=== Stored data ===

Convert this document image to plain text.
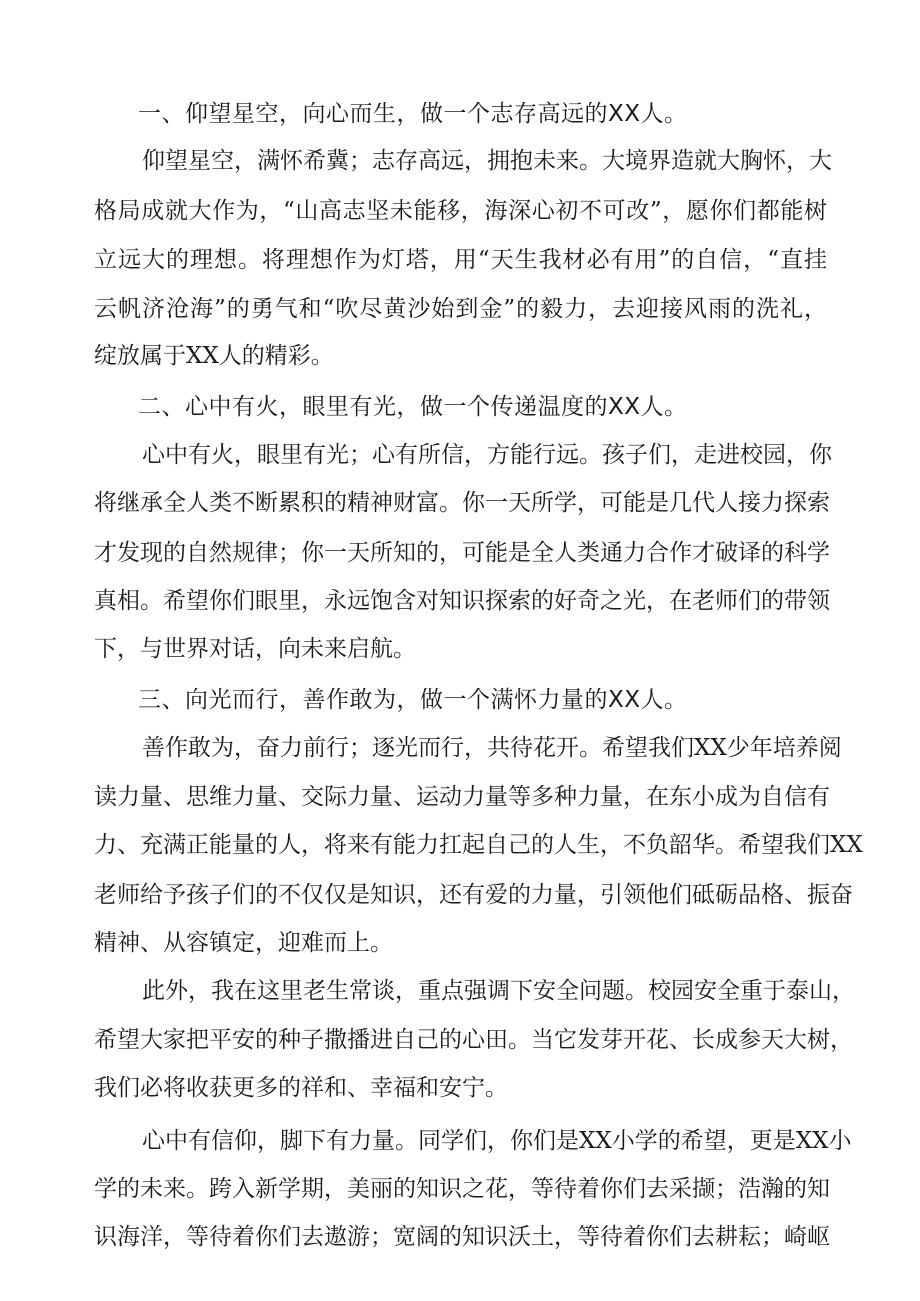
一、仰望星空，向心而生，做一个志存高远的XX人。
仰望星空，满怀希冀；志存高远，拥抱未来。大境界造就大胸怀，大
格局成就大作为，“山高志坚未能移，海深心初不可改”，愿你们都能树
立远大的理想。将理想作为灯塔，用“天生我材必有用”的自信，“直挂
云帆济沧海”的勇气和“吹尽黄沙始到金”的毅力，去迎接风雨的洗礼，
绽放属于XX人的精彩。
二、心中有火，眼里有光，做一个传递温度的XX人。
心中有火，眼里有光；心有所信，方能行远。孩子们，走进校园，你
将继承全人类不断累积的精神财富。你一天所学，可能是几代人接力探索
才发现的自然规律；你一天所知的，可能是全人类通力合作才破译的科学
真相。希望你们眼里，永远饱含对知识探索的好奇之光，在老师们的带领
下，与世界对话，向未来启航。
三、向光而行，善作敢为，做一个满怀力量的XX人。
善作敢为，奋力前行；逐光而行，共待花开。希望我们XX少年培养阅
读力量、思维力量、交际力量、运动力量等多种力量，在东小成为自信有
力、充满正能量的人，将来有能力扛起自己的人生，不负韶华。希望我们XX
老师给予孩子们的不仅仅是知识，还有爱的力量，引领他们砥砺品格、振奋
精神、从容镇定，迎难而上。
此外，我在这里老生常谈，重点强调下安全问题。校园安全重于泰山，
希望大家把平安的种子撒播进自己的心田。当它发芽开花、长成参天大树，
我们必将收获更多的祥和、幸福和安宁。
心中有信仰，脚下有力量。同学们，你们是XX小学的希望，更是XX小
学的未来。跨入新学期，美丽的知识之花，等待着你们去采撷；浩瀚的知
识海洋，等待着你们去遨游；宽阔的知识沃土，等待着你们去耕耘；崎岖
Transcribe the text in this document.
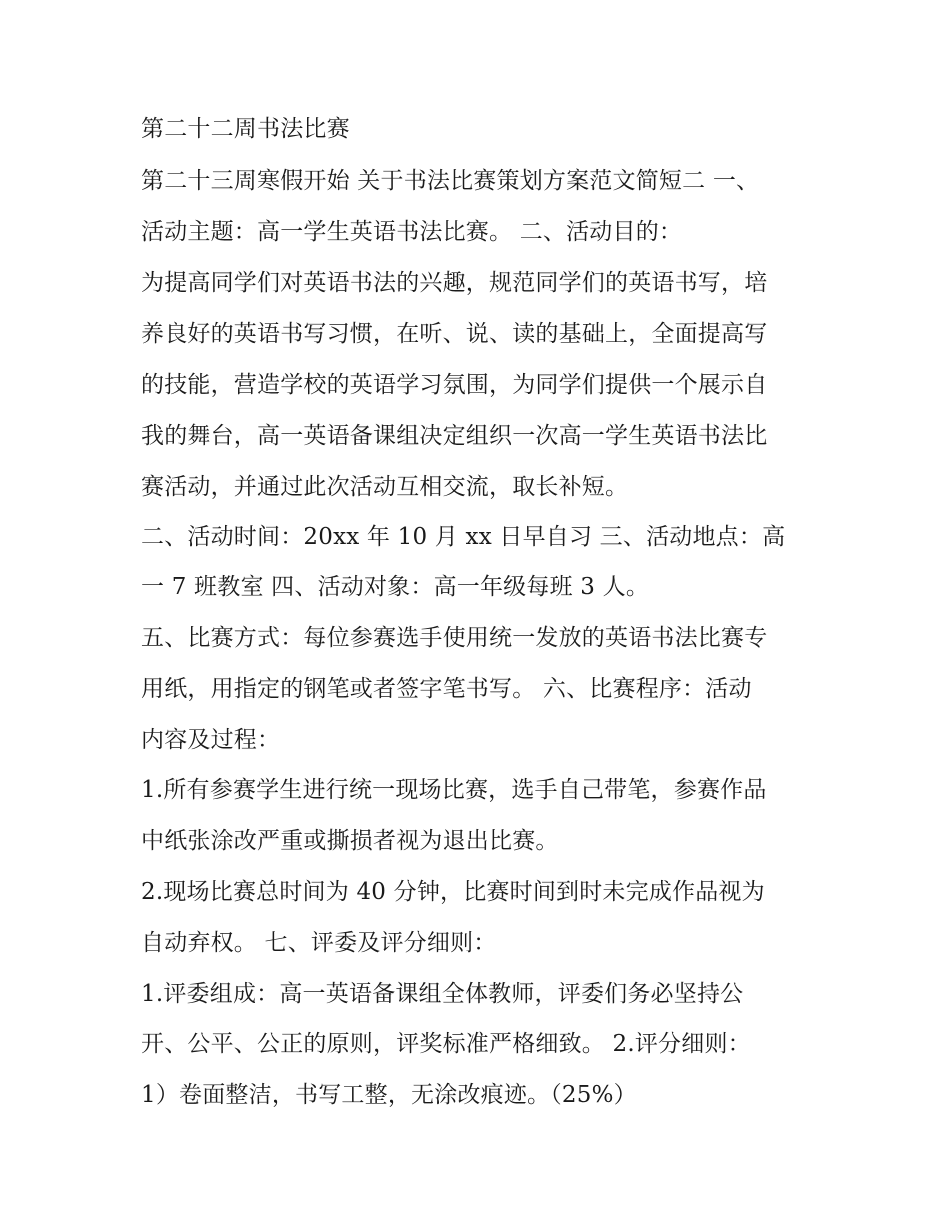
第二十二周书法比赛
第二十三周寒假开始 关于书法比赛策划方案范文简短二 一、
活动主题：高一学生英语书法比赛。 二、活动目的：
为提高同学们对英语书法的兴趣，规范同学们的英语书写，培
养良好的英语书写习惯，在听、说、读的基础上，全面提高写
的技能，营造学校的英语学习氛围，为同学们提供一个展示自
我的舞台，高一英语备课组决定组织一次高一学生英语书法比
赛活动，并通过此次活动互相交流，取长补短。
二、活动时间：20xx 年 10 月 xx 日早自习 三、活动地点：高
一 7 班教室 四、活动对象：高一年级每班 3 人。
五、比赛方式：每位参赛选手使用统一发放的英语书法比赛专
用纸，用指定的钢笔或者签字笔书写。 六、比赛程序：活动
内容及过程：
1.所有参赛学生进行统一现场比赛，选手自己带笔，参赛作品
中纸张涂改严重或撕损者视为退出比赛。
2.现场比赛总时间为 40 分钟，比赛时间到时未完成作品视为
自动弃权。 七、评委及评分细则：
1.评委组成：高一英语备课组全体教师，评委们务必坚持公
开、公平、公正的原则，评奖标准严格细致。 2.评分细则：
1）卷面整洁，书写工整，无涂改痕迹。（25%）
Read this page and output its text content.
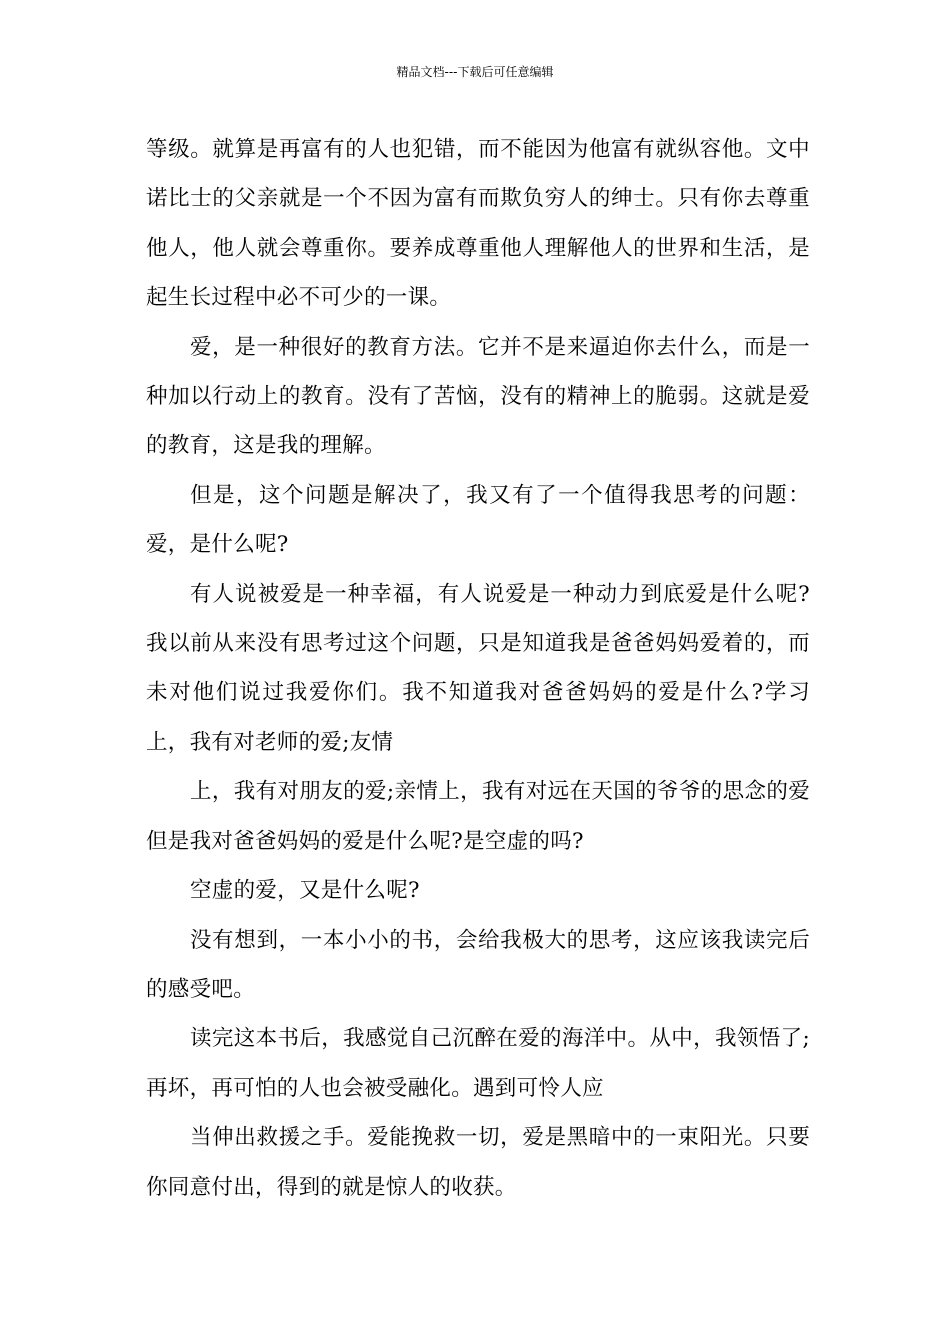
精品文档---下载后可任意编辑

等级。就算是再富有的人也犯错，而不能因为他富有就纵容他。文中诺比士的父亲就是一个不因为富有而欺负穷人的绅士。只有你去尊重他人，他人就会尊重你。要养成尊重他人理解他人的世界和生活，是起生长过程中必不可少的一课。

爱，是一种很好的教育方法。它并不是来逼迫你去什么，而是一种加以行动上的教育。没有了苦恼，没有的精神上的脆弱。这就是爱的教育，这是我的理解。

但是，这个问题是解决了，我又有了一个值得我思考的问题：爱，是什么呢?

有人说被爱是一种幸福，有人说爱是一种动力到底爱是什么呢?我以前从来没有思考过这个问题，只是知道我是爸爸妈妈爱着的，而未对他们说过我爱你们。我不知道我对爸爸妈妈的爱是什么?学习上，我有对老师的爱;友情

上，我有对朋友的爱;亲情上，我有对远在天国的爷爷的思念的爱但是我对爸爸妈妈的爱是什么呢?是空虚的吗?

空虚的爱，又是什么呢?

没有想到，一本小小的书，会给我极大的思考，这应该我读完后的感受吧。

读完这本书后，我感觉自己沉醉在爱的海洋中。从中，我领悟了;再坏，再可怕的人也会被受融化。遇到可怜人应

当伸出救援之手。爱能挽救一切，爱是黑暗中的一束阳光。只要你同意付出，得到的就是惊人的收获。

===

■ **Work required**: Only the lines from the one containing "Read this page and output its text content." through the last line of the records above should be repeated, exactly and without pictures.

■ **Reply to the exercise**:
Read this page and output its text content.
精品文档---下载后可任意编辑

等级。就算是再富有的人也犯错，而不能因为他富有就纵容他。文中诺比士的父亲就是一个不因为富有而欺负穷人的绅士。只有你去尊重他人，他人就会尊重你。要养成尊重他人理解他人的世界和生活，是起生长过程中必不可少的一课。

爱，是一种很好的教育方法。它并不是来逼迫你去什么，而是一种加以行动上的教育。没有了苦恼，没有的精神上的脆弱。这就是爱的教育，这是我的理解。

但是，这个问题是解决了，我又有了一个值得我思考的问题：爱，是什么呢?

有人说被爱是一种幸福，有人说爱是一种动力到底爱是什么呢?我以前从来没有思考过这个问题，只是知道我是爸爸妈妈爱着的，而未对他们说过我爱你们。我不知道我对爸爸妈妈的爱是什么?学习上，我有对老师的爱;友情

上，我有对朋友的爱;亲情上，我有对远在天国的爷爷的思念的爱但是我对爸爸妈妈的爱是什么呢?是空虚的吗?

空虚的爱，又是什么呢?

没有想到，一本小小的书，会给我极大的思考，这应该我读完后的感受吧。

读完这本书后，我感觉自己沉醉在爱的海洋中。从中，我领悟了;再坏，再可怕的人也会被受融化。遇到可怜人应

当伸出救援之手。爱能挽救一切，爱是黑暗中的一束阳光。只要你同意付出，得到的就是惊人的收获。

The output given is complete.